__Data records__
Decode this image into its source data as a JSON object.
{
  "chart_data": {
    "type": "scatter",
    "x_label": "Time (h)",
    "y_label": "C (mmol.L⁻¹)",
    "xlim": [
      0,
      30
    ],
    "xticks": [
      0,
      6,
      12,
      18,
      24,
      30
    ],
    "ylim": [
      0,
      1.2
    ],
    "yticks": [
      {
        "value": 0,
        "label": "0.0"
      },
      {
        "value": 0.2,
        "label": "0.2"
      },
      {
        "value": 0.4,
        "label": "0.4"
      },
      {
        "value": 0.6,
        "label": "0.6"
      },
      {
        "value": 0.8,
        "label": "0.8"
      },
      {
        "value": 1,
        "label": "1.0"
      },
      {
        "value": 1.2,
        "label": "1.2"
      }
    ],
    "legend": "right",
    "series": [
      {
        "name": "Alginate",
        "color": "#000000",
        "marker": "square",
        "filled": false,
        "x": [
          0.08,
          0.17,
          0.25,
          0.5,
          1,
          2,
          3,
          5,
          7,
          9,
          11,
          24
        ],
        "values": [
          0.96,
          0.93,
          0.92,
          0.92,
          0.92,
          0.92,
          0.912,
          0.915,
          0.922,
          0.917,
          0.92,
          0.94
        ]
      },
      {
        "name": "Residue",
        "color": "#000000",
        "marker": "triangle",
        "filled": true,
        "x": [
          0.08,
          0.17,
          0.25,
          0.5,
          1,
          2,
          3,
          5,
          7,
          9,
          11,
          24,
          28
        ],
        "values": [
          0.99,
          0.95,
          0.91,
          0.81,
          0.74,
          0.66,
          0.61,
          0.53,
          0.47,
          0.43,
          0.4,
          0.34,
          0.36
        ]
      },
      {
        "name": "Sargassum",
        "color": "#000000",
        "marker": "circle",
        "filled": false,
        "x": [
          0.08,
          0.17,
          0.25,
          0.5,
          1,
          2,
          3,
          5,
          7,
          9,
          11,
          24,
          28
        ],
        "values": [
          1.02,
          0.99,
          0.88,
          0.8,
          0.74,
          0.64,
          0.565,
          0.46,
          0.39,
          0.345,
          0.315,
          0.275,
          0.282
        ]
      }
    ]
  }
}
* * *
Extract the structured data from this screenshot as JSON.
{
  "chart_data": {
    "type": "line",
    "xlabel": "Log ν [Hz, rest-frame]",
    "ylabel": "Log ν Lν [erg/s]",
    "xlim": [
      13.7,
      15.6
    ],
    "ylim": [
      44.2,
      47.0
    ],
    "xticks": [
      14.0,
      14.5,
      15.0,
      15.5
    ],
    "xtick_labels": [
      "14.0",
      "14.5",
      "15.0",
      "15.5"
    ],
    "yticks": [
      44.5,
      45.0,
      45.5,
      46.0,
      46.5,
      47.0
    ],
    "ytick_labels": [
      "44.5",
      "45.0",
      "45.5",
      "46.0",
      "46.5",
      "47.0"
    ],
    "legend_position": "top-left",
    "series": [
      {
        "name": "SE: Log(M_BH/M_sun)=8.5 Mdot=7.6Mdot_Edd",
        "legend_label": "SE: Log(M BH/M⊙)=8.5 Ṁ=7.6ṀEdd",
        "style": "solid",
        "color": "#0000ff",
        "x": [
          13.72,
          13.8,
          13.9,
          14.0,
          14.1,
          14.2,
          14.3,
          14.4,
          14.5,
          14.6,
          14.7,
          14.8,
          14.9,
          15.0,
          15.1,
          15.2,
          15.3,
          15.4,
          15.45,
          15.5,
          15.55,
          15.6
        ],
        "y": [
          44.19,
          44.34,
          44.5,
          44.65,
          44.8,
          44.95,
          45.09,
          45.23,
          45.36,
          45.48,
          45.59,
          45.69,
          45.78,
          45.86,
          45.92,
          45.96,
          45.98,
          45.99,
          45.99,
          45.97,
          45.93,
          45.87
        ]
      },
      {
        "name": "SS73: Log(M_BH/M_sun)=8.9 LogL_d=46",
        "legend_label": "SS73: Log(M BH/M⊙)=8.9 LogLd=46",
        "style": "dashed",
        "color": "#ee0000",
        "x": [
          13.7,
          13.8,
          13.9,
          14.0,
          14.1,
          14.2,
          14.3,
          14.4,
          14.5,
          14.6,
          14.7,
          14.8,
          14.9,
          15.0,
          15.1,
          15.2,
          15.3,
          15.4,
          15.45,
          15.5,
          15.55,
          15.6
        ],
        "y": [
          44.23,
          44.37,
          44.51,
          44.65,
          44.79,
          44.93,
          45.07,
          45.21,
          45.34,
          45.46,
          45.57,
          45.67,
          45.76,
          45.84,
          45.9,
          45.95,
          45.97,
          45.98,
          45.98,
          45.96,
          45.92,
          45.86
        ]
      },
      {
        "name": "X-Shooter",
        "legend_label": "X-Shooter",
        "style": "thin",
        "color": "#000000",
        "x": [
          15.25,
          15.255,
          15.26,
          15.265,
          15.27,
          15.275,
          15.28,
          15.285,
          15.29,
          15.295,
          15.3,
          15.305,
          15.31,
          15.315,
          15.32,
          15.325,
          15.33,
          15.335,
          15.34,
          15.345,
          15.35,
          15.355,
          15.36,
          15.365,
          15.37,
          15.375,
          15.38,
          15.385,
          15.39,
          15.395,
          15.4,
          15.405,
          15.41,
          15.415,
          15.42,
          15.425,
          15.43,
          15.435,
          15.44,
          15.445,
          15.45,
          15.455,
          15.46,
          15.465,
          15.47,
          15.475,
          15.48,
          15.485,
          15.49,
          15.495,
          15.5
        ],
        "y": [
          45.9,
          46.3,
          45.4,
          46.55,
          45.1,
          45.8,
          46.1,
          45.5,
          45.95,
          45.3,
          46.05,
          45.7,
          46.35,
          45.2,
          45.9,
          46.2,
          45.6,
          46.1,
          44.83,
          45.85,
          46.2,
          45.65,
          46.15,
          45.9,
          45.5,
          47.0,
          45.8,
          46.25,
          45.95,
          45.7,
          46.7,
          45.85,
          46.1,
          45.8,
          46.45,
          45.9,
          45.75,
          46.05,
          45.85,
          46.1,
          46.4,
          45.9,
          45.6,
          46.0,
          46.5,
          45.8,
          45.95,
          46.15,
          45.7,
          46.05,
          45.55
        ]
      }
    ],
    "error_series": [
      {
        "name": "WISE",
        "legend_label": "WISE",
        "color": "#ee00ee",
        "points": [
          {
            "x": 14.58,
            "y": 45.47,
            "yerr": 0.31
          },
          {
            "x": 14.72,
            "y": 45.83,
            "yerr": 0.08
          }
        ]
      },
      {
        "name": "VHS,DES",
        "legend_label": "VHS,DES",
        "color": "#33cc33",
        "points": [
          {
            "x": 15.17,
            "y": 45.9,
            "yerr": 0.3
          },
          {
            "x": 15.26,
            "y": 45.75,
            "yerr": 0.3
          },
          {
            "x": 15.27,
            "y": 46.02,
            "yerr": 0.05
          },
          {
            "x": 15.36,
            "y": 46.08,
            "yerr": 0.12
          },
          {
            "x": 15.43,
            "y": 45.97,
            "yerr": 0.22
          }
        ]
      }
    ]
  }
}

__The task__
Copy each line in the data that holds the word "this".

__Solution__
Decode this image into its source data as a JSON object.
Extract the structured data from this screenshot as JSON.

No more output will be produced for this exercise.